— start —

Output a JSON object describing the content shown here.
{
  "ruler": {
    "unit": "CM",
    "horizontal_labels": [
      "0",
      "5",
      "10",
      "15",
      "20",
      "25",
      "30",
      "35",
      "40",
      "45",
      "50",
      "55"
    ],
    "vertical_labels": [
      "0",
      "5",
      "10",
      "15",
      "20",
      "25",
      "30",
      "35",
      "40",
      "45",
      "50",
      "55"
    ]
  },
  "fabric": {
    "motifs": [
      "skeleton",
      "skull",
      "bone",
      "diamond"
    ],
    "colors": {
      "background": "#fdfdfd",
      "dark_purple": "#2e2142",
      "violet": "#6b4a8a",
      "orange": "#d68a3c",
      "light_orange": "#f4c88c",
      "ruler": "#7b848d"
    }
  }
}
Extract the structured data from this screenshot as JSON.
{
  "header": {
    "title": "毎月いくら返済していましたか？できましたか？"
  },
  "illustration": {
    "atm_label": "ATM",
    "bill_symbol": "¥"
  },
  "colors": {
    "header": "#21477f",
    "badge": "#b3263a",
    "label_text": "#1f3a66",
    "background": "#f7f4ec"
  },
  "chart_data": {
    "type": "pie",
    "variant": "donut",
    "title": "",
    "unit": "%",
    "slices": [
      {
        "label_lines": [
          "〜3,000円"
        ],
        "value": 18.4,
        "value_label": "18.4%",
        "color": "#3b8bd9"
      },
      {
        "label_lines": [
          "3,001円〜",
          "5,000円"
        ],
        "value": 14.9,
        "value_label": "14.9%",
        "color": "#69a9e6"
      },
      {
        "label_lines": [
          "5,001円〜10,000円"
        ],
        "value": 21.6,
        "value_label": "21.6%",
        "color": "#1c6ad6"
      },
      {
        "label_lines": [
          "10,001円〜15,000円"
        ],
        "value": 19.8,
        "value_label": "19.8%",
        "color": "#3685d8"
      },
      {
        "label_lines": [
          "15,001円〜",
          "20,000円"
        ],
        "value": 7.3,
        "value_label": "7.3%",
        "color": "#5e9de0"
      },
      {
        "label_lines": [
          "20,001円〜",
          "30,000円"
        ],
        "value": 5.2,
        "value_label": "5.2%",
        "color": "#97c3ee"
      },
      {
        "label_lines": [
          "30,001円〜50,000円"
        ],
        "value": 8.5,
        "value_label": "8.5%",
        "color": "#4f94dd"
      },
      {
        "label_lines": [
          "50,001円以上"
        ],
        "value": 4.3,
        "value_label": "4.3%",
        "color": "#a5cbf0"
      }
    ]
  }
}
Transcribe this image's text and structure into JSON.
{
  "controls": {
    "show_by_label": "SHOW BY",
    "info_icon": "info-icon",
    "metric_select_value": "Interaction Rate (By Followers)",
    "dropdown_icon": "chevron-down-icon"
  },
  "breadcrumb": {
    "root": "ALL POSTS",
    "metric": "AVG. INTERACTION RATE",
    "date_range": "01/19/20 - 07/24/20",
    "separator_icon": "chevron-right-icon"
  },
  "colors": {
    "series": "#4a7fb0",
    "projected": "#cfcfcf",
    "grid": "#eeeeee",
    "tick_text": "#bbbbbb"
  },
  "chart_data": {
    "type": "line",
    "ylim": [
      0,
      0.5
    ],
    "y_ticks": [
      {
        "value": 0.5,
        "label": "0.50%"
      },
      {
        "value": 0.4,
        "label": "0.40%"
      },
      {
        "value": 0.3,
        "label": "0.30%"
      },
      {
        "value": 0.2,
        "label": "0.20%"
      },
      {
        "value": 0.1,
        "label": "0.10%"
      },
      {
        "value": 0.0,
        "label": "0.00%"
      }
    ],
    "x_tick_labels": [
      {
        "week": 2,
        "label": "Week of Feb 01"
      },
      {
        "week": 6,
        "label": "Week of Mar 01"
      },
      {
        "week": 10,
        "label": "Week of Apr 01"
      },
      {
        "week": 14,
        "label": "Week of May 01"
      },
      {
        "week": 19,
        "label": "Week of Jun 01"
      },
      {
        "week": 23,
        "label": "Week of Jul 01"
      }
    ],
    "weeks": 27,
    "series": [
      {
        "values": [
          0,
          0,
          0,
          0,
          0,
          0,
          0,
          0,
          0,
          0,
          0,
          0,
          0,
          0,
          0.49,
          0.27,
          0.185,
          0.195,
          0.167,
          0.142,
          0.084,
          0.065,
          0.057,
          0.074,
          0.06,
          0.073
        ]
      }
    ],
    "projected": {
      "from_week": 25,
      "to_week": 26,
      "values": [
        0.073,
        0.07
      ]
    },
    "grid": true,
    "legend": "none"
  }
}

— end —

Direction: Determine how many lines in the listing above hold the string "JSON", then write only the number.

Answer for the task: 3